### WHAT YOU HAVE TO DO
Read the lines below. Copy out any that hold the string "value".

"""

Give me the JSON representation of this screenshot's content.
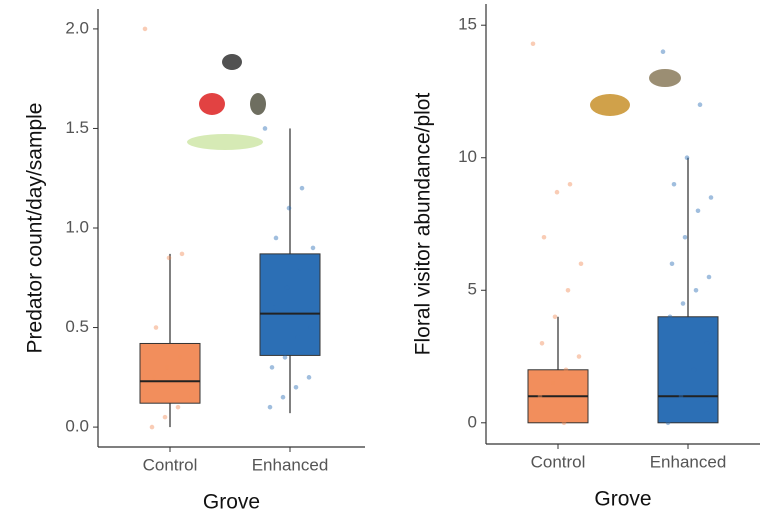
{
  "chart_data": [
    {
      "type": "box",
      "ylabel": "Predator count/day/sample",
      "xlabel": "Grove",
      "categories": [
        "Control",
        "Enhanced"
      ],
      "colors": [
        "#f28e5c",
        "#2c6fb5"
      ],
      "boxes": [
        {
          "min": 0,
          "q1": 0.12,
          "median": 0.23,
          "q3": 0.42,
          "max": 0.87
        },
        {
          "min": 0.07,
          "q1": 0.36,
          "median": 0.57,
          "q3": 0.87,
          "max": 1.5
        }
      ],
      "points": [
        [
          2.0,
          0.87,
          0.85,
          0.5,
          0.4,
          0.35,
          0.3,
          0.25,
          0.15,
          0.1,
          0.05,
          0.0
        ],
        [
          1.5,
          1.2,
          1.1,
          0.95,
          0.9,
          0.8,
          0.7,
          0.6,
          0.5,
          0.45,
          0.35,
          0.3,
          0.25,
          0.2,
          0.15,
          0.1
        ]
      ],
      "ylim": [
        -0.1,
        2.1
      ],
      "yticks": [
        {
          "value": 0,
          "label": "0.0"
        },
        {
          "value": 0.5,
          "label": "0.5"
        },
        {
          "value": 1,
          "label": "1.0"
        },
        {
          "value": 1.5,
          "label": "1.5"
        },
        {
          "value": 2,
          "label": "2.0"
        }
      ]
    },
    {
      "type": "box",
      "ylabel": "Floral visitor abundance/plot",
      "xlabel": "Grove",
      "categories": [
        "Control",
        "Enhanced"
      ],
      "colors": [
        "#f28e5c",
        "#2c6fb5"
      ],
      "boxes": [
        {
          "min": 0,
          "q1": 0,
          "median": 1,
          "q3": 2,
          "max": 4
        },
        {
          "min": 0,
          "q1": 0,
          "median": 1,
          "q3": 4,
          "max": 10
        }
      ],
      "points": [
        [
          14.3,
          9,
          8.7,
          7,
          6,
          5,
          4,
          3,
          2.5,
          2,
          1.5,
          1,
          0.5,
          0
        ],
        [
          14,
          12,
          10,
          9,
          8.5,
          8,
          7,
          6,
          5.5,
          5,
          4.5,
          4,
          3,
          2,
          1,
          0
        ]
      ],
      "ylim": [
        -0.8,
        15.8
      ],
      "yticks": [
        0,
        5,
        10,
        15
      ]
    }
  ]
}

"""

### RESULT
          "value": 0,
          "value": 0.5,
          "value": 1,
          "value": 1.5,
          "value": 2,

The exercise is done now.